Exercise description: Repeat all the records exactly, omitting pictures.

Data excerpts:

□ □ □ □

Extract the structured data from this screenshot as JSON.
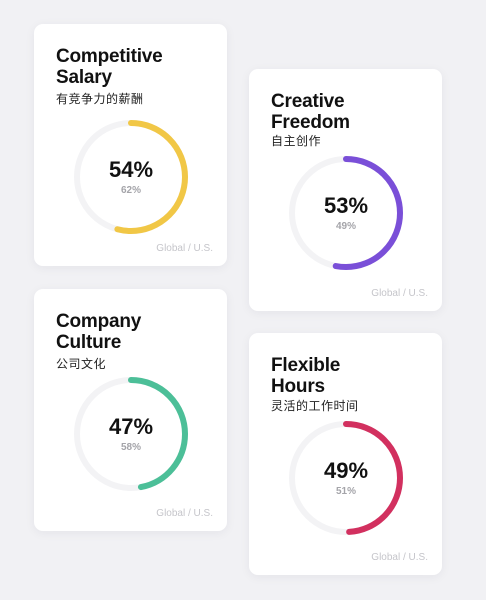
{
  "cards": [
    {
      "title_lines": [
        "Competitive",
        "Salary"
      ],
      "subtitle": "有竞争力的薪酬",
      "primary_percent": 54,
      "primary_label": "54%",
      "secondary_label": "62%",
      "region": "Global / U.S.",
      "color": "#f1c746"
    },
    {
      "title_lines": [
        "Creative",
        "Freedom"
      ],
      "subtitle": "自主创作",
      "primary_percent": 53,
      "primary_label": "53%",
      "secondary_label": "49%",
      "region": "Global / U.S.",
      "color": "#7a4fd8"
    },
    {
      "title_lines": [
        "Company",
        "Culture"
      ],
      "subtitle": "公司文化",
      "primary_percent": 47,
      "primary_label": "47%",
      "secondary_label": "58%",
      "region": "Global / U.S.",
      "color": "#4cbf98"
    },
    {
      "title_lines": [
        "Flexible",
        "Hours"
      ],
      "subtitle": "灵活的工作时间",
      "primary_percent": 49,
      "primary_label": "49%",
      "secondary_label": "51%",
      "region": "Global / U.S.",
      "color": "#d2305f"
    }
  ]
}
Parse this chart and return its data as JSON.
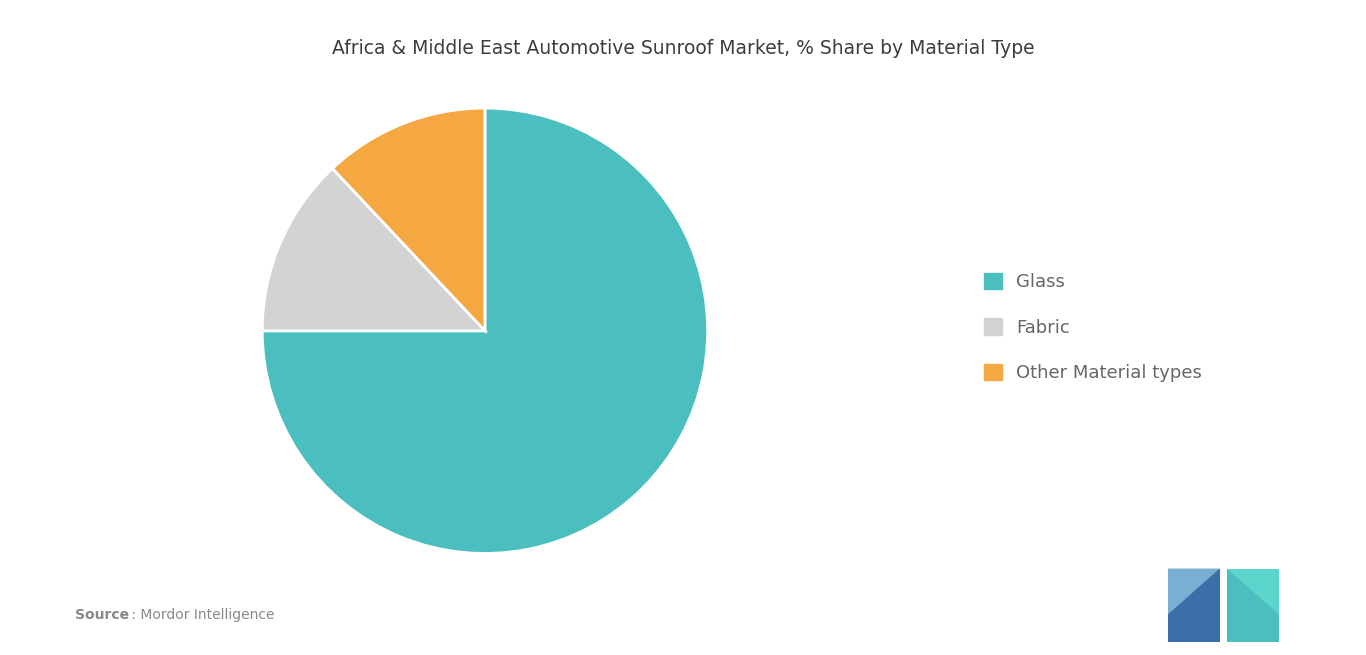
{
  "title": "Africa & Middle East Automotive Sunroof Market, % Share by Material Type",
  "slices": [
    75,
    13,
    12
  ],
  "labels": [
    "Glass",
    "Fabric",
    "Other Material types"
  ],
  "colors": [
    "#4bbfbf",
    "#d3d3d3",
    "#f5a742"
  ],
  "startangle": 90,
  "background_color": "#ffffff",
  "title_fontsize": 13.5,
  "legend_fontsize": 13,
  "source_bold": "Source",
  "source_regular": " : Mordor Intelligence",
  "logo_dark": "#3a6fa8",
  "logo_teal": "#4bbfbf",
  "logo_teal2": "#5dd5cc"
}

□ □ □ □

Correct response:
Extract the structured data from this screenshot as JSON.
{
  "cards": [
    {
      "title_lines": [
        "Competitive",
        "Salary"
      ],
      "subtitle": "有竞争力的薪酬",
      "primary_percent": 54,
      "primary_label": "54%",
      "secondary_label": "62%",
      "region": "Global / U.S.",
      "color": "#f1c746"
    },
    {
      "title_lines": [
        "Creative",
        "Freedom"
      ],
      "subtitle": "自主创作",
      "primary_percent": 53,
      "primary_label": "53%",
      "secondary_label": "49%",
      "region": "Global / U.S.",
      "color": "#7a4fd8"
    },
    {
      "title_lines": [
        "Company",
        "Culture"
      ],
      "subtitle": "公司文化",
      "primary_percent": 47,
      "primary_label": "47%",
      "secondary_label": "58%",
      "region": "Global / U.S.",
      "color": "#4cbf98"
    },
    {
      "title_lines": [
        "Flexible",
        "Hours"
      ],
      "subtitle": "灵活的工作时间",
      "primary_percent": 49,
      "primary_label": "49%",
      "secondary_label": "51%",
      "region": "Global / U.S.",
      "color": "#d2305f"
    }
  ]
}
Parse this chart and return its data as JSON.
{
  "title": "Africa & Middle East Automotive Sunroof Market, % Share by Material Type",
  "slices": [
    75,
    13,
    12
  ],
  "labels": [
    "Glass",
    "Fabric",
    "Other Material types"
  ],
  "colors": [
    "#4bbfbf",
    "#d3d3d3",
    "#f5a742"
  ],
  "startangle": 90,
  "background_color": "#ffffff",
  "title_fontsize": 13.5,
  "legend_fontsize": 13,
  "source_bold": "Source",
  "source_regular": " : Mordor Intelligence",
  "logo_dark": "#3a6fa8",
  "logo_teal": "#4bbfbf",
  "logo_teal2": "#5dd5cc"
}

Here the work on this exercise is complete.